What is required ▸ Among the entries below, find how many lines carry the word "JSON" and state only that figure.

Given data ▸
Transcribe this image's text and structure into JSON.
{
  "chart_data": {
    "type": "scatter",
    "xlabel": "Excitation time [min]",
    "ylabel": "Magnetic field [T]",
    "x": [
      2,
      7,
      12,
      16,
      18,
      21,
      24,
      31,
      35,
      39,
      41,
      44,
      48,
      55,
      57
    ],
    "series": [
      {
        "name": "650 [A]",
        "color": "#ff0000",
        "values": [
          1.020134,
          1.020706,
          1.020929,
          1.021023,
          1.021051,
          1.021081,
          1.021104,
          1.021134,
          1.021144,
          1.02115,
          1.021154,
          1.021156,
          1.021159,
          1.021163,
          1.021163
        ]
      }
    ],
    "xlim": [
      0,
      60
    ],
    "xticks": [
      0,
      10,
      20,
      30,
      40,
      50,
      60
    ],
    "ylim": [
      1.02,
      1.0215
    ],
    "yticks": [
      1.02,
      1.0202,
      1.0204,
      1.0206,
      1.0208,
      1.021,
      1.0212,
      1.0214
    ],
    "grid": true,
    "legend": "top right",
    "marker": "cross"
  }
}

--

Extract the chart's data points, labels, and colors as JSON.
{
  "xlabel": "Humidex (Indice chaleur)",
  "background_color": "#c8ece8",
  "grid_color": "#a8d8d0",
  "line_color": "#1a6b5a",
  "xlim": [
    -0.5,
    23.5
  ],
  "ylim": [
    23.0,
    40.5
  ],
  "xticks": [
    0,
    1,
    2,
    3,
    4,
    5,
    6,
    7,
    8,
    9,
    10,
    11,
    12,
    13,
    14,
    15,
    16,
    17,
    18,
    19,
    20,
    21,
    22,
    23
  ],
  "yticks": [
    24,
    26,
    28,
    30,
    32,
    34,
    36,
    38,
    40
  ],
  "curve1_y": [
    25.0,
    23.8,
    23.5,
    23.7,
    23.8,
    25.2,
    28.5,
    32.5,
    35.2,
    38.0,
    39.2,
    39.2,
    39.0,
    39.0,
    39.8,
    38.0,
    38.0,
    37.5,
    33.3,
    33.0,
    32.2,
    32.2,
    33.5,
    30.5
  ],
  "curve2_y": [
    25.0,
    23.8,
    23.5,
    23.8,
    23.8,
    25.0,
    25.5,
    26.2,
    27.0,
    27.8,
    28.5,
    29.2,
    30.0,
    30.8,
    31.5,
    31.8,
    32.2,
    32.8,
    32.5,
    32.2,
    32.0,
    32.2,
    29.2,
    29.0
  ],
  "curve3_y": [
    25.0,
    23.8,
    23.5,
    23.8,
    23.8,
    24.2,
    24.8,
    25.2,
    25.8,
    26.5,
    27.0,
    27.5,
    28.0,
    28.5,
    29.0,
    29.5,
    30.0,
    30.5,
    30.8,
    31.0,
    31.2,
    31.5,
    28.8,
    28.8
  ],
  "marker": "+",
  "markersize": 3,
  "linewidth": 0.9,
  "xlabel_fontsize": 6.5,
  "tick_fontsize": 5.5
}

Solution to this task ▸ 2